TASK GOAL
The complete listing should be restated exactly.
((
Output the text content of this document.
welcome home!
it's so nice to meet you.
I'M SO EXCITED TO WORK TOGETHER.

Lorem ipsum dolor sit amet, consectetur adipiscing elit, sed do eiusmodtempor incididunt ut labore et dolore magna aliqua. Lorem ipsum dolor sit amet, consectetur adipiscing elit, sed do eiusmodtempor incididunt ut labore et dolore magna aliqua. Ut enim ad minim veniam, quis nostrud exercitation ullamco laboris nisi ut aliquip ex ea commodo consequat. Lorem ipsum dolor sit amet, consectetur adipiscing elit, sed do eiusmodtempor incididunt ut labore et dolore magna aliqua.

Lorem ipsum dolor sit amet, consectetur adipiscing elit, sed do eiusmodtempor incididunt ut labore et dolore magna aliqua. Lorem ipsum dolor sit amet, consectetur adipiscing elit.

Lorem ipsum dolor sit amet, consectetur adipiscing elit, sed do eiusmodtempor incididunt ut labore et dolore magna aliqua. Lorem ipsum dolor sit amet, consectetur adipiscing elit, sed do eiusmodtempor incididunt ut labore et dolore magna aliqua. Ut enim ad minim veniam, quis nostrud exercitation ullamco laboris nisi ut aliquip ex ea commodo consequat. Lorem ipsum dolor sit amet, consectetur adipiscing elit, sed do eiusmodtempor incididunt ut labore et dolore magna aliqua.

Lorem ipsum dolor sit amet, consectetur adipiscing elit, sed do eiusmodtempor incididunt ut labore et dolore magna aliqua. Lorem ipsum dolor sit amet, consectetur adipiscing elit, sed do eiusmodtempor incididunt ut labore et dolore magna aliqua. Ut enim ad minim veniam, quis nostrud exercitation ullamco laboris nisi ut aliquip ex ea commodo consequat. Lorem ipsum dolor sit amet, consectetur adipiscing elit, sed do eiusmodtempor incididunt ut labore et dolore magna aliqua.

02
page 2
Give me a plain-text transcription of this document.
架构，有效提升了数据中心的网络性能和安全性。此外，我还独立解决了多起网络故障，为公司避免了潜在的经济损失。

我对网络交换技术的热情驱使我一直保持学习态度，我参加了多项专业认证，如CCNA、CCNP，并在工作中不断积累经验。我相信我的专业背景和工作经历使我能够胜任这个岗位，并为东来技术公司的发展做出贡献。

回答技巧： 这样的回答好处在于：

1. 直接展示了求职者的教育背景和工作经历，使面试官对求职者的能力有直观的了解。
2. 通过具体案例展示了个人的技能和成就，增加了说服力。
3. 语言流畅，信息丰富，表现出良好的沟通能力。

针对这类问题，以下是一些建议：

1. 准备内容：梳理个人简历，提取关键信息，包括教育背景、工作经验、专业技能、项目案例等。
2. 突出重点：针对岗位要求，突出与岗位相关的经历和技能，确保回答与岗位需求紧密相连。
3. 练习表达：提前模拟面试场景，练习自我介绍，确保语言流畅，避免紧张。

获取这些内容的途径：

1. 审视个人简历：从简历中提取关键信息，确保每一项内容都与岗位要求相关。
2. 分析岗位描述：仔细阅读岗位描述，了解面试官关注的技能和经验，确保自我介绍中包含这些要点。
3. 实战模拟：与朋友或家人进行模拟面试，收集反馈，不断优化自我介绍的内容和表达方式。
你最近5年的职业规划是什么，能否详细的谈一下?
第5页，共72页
))
ANSWER TO THE EXERCISE
Output the text content of this document.
welcome home!
it's so nice to meet you.
I'M SO EXCITED TO WORK TOGETHER.

Lorem ipsum dolor sit amet, consectetur adipiscing elit, sed do eiusmodtempor incididunt ut labore et dolore magna aliqua. Lorem ipsum dolor sit amet, consectetur adipiscing elit, sed do eiusmodtempor incididunt ut labore et dolore magna aliqua. Ut enim ad minim veniam, quis nostrud exercitation ullamco laboris nisi ut aliquip ex ea commodo consequat. Lorem ipsum dolor sit amet, consectetur adipiscing elit, sed do eiusmodtempor incididunt ut labore et dolore magna aliqua.

Lorem ipsum dolor sit amet, consectetur adipiscing elit, sed do eiusmodtempor incididunt ut labore et dolore magna aliqua. Lorem ipsum dolor sit amet, consectetur adipiscing elit.

Lorem ipsum dolor sit amet, consectetur adipiscing elit, sed do eiusmodtempor incididunt ut labore et dolore magna aliqua. Lorem ipsum dolor sit amet, consectetur adipiscing elit, sed do eiusmodtempor incididunt ut labore et dolore magna aliqua. Ut enim ad minim veniam, quis nostrud exercitation ullamco laboris nisi ut aliquip ex ea commodo consequat. Lorem ipsum dolor sit amet, consectetur adipiscing elit, sed do eiusmodtempor incididunt ut labore et dolore magna aliqua.

Lorem ipsum dolor sit amet, consectetur adipiscing elit, sed do eiusmodtempor incididunt ut labore et dolore magna aliqua. Lorem ipsum dolor sit amet, consectetur adipiscing elit, sed do eiusmodtempor incididunt ut labore et dolore magna aliqua. Ut enim ad minim veniam, quis nostrud exercitation ullamco laboris nisi ut aliquip ex ea commodo consequat. Lorem ipsum dolor sit amet, consectetur adipiscing elit, sed do eiusmodtempor incididunt ut labore et dolore magna aliqua.

02
page 2
Give me a plain-text transcription of this document.
架构，有效提升了数据中心的网络性能和安全性。此外，我还独立解决了多起网络故障，为公司避免了潜在的经济损失。

我对网络交换技术的热情驱使我一直保持学习态度，我参加了多项专业认证，如CCNA、CCNP，并在工作中不断积累经验。我相信我的专业背景和工作经历使我能够胜任这个岗位，并为东来技术公司的发展做出贡献。

回答技巧： 这样的回答好处在于：

1. 直接展示了求职者的教育背景和工作经历，使面试官对求职者的能力有直观的了解。
2. 通过具体案例展示了个人的技能和成就，增加了说服力。
3. 语言流畅，信息丰富，表现出良好的沟通能力。

针对这类问题，以下是一些建议：

1. 准备内容：梳理个人简历，提取关键信息，包括教育背景、工作经验、专业技能、项目案例等。
2. 突出重点：针对岗位要求，突出与岗位相关的经历和技能，确保回答与岗位需求紧密相连。
3. 练习表达：提前模拟面试场景，练习自我介绍，确保语言流畅，避免紧张。

获取这些内容的途径：

1. 审视个人简历：从简历中提取关键信息，确保每一项内容都与岗位要求相关。
2. 分析岗位描述：仔细阅读岗位描述，了解面试官关注的技能和经验，确保自我介绍中包含这些要点。
3. 实战模拟：与朋友或家人进行模拟面试，收集反馈，不断优化自我介绍的内容和表达方式。
你最近5年的职业规划是什么，能否详细的谈一下?
第5页，共72页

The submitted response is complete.